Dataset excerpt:
********************
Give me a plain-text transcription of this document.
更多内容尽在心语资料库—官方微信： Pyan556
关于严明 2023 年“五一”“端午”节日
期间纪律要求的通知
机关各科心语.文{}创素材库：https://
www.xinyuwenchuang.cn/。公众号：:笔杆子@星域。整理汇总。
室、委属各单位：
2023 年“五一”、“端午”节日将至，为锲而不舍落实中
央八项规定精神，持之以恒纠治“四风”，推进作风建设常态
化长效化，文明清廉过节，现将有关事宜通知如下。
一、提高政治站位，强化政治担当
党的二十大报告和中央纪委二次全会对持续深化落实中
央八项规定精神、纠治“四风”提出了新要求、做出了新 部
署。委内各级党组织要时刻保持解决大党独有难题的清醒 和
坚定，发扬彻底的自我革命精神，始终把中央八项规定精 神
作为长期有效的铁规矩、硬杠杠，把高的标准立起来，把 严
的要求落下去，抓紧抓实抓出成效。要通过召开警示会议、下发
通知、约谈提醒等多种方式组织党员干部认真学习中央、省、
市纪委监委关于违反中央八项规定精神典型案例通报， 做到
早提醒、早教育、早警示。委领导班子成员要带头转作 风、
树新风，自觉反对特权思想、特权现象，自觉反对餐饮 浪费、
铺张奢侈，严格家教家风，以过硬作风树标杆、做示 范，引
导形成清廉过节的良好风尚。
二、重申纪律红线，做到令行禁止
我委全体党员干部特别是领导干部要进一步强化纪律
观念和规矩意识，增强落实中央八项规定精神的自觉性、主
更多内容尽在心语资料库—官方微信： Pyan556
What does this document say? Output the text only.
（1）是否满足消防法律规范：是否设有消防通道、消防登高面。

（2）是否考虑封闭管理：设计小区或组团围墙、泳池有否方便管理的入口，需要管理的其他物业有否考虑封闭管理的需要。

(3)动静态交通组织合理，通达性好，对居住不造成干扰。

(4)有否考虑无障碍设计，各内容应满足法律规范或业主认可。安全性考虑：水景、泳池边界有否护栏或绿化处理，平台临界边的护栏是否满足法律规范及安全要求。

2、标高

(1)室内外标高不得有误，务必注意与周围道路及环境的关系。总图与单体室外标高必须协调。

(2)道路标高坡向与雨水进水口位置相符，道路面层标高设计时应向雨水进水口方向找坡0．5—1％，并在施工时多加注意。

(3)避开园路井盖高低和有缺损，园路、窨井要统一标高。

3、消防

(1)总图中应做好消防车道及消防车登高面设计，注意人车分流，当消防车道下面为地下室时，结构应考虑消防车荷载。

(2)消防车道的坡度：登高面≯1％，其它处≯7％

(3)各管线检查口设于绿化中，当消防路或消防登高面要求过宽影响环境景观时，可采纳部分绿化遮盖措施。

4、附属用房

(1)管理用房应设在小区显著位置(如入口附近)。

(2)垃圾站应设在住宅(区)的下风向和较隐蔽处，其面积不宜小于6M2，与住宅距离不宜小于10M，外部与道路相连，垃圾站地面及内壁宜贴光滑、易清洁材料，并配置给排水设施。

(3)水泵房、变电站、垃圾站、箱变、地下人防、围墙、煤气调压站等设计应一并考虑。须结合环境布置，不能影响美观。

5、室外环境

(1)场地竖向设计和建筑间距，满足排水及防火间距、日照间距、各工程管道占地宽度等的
********************
→ TO DO: Output exactly the lines from the one containing "What does this" through the last line of the entries, both ends included.

→ THE RESULT:
What does this document say? Output the text only.
（1）是否满足消防法律规范：是否设有消防通道、消防登高面。

（2）是否考虑封闭管理：设计小区或组团围墙、泳池有否方便管理的入口，需要管理的其他物业有否考虑封闭管理的需要。

(3)动静态交通组织合理，通达性好，对居住不造成干扰。

(4)有否考虑无障碍设计，各内容应满足法律规范或业主认可。安全性考虑：水景、泳池边界有否护栏或绿化处理，平台临界边的护栏是否满足法律规范及安全要求。

2、标高

(1)室内外标高不得有误，务必注意与周围道路及环境的关系。总图与单体室外标高必须协调。

(2)道路标高坡向与雨水进水口位置相符，道路面层标高设计时应向雨水进水口方向找坡0．5—1％，并在施工时多加注意。

(3)避开园路井盖高低和有缺损，园路、窨井要统一标高。

3、消防

(1)总图中应做好消防车道及消防车登高面设计，注意人车分流，当消防车道下面为地下室时，结构应考虑消防车荷载。

(2)消防车道的坡度：登高面≯1％，其它处≯7％

(3)各管线检查口设于绿化中，当消防路或消防登高面要求过宽影响环境景观时，可采纳部分绿化遮盖措施。

4、附属用房

(1)管理用房应设在小区显著位置(如入口附近)。

(2)垃圾站应设在住宅(区)的下风向和较隐蔽处，其面积不宜小于6M2，与住宅距离不宜小于10M，外部与道路相连，垃圾站地面及内壁宜贴光滑、易清洁材料，并配置给排水设施。

(3)水泵房、变电站、垃圾站、箱变、地下人防、围墙、煤气调压站等设计应一并考虑。须结合环境布置，不能影响美观。

5、室外环境

(1)场地竖向设计和建筑间距，满足排水及防火间距、日照间距、各工程管道占地宽度等的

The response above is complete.